··· INFORMATION SHOWN ···

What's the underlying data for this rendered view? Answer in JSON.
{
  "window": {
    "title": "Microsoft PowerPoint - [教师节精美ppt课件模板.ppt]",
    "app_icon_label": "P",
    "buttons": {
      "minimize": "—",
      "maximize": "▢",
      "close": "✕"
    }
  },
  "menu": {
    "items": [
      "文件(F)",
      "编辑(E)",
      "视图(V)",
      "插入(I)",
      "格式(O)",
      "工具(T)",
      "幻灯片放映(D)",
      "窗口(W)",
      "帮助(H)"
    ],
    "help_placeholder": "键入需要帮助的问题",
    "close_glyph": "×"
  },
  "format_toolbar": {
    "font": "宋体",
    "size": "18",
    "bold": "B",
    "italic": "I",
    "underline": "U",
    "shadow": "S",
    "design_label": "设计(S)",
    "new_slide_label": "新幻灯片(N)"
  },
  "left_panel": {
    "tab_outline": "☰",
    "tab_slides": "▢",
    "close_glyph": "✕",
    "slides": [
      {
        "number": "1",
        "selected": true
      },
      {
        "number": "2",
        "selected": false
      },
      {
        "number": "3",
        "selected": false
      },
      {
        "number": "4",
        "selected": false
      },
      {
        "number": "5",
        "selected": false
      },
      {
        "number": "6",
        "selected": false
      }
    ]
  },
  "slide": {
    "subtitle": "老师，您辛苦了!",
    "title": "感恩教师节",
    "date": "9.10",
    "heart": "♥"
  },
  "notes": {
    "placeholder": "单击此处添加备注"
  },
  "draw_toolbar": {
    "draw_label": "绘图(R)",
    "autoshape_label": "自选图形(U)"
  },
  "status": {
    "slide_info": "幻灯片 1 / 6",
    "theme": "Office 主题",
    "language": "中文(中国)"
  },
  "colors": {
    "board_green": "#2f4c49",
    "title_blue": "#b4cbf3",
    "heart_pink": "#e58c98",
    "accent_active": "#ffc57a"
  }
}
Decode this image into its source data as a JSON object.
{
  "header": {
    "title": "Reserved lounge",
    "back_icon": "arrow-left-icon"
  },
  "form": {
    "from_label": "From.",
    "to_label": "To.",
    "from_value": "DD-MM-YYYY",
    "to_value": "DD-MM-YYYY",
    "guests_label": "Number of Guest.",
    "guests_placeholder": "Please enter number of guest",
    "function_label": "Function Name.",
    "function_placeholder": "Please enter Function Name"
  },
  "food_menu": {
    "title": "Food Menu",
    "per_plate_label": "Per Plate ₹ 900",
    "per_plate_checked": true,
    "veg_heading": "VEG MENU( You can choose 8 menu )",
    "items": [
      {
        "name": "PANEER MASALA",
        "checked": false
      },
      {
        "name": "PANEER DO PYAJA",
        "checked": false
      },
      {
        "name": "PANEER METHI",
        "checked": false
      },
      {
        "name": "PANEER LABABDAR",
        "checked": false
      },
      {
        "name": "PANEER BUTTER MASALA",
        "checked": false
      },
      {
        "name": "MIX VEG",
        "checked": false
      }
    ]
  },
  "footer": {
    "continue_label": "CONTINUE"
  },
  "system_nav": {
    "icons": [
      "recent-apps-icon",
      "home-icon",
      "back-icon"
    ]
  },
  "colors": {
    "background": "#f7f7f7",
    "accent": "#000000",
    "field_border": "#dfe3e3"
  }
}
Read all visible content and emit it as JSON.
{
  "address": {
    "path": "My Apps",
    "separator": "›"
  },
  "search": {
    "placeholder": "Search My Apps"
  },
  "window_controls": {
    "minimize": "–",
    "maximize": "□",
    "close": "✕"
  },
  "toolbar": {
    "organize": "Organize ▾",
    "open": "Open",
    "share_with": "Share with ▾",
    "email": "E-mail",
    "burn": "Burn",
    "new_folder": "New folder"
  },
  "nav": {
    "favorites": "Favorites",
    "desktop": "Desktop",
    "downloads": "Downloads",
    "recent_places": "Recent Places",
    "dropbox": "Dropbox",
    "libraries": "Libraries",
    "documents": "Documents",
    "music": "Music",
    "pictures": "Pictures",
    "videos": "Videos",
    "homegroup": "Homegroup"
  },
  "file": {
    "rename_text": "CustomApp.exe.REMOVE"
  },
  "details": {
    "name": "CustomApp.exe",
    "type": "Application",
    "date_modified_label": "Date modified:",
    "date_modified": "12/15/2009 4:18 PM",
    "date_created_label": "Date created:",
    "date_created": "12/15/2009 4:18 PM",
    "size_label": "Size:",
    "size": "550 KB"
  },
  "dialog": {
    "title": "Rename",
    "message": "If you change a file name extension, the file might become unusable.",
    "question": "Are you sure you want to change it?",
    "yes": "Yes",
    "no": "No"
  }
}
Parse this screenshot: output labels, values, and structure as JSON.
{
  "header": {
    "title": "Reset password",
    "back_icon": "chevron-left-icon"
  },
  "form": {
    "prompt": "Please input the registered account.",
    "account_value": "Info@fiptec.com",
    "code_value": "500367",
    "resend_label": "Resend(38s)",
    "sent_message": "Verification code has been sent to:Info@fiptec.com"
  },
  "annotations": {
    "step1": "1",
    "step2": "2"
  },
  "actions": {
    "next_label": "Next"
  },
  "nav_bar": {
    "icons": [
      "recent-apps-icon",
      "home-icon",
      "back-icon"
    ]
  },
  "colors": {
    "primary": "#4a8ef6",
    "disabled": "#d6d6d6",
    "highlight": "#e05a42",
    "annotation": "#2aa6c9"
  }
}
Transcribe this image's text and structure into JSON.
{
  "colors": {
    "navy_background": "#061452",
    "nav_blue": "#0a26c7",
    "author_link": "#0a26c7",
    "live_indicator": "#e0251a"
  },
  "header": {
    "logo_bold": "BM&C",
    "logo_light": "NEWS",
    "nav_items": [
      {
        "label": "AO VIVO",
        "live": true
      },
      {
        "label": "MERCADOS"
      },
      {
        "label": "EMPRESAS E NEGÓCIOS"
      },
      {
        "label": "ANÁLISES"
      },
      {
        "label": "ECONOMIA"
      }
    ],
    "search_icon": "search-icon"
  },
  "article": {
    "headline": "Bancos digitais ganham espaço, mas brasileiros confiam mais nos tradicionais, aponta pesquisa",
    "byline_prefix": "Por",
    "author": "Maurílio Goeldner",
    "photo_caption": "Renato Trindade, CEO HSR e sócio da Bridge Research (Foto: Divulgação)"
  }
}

···

**PROMPT**
Of the lines in the listing, how many hold the word "JSON"? Nothing but the number is needed.

**SOLVED EXERCISE**
5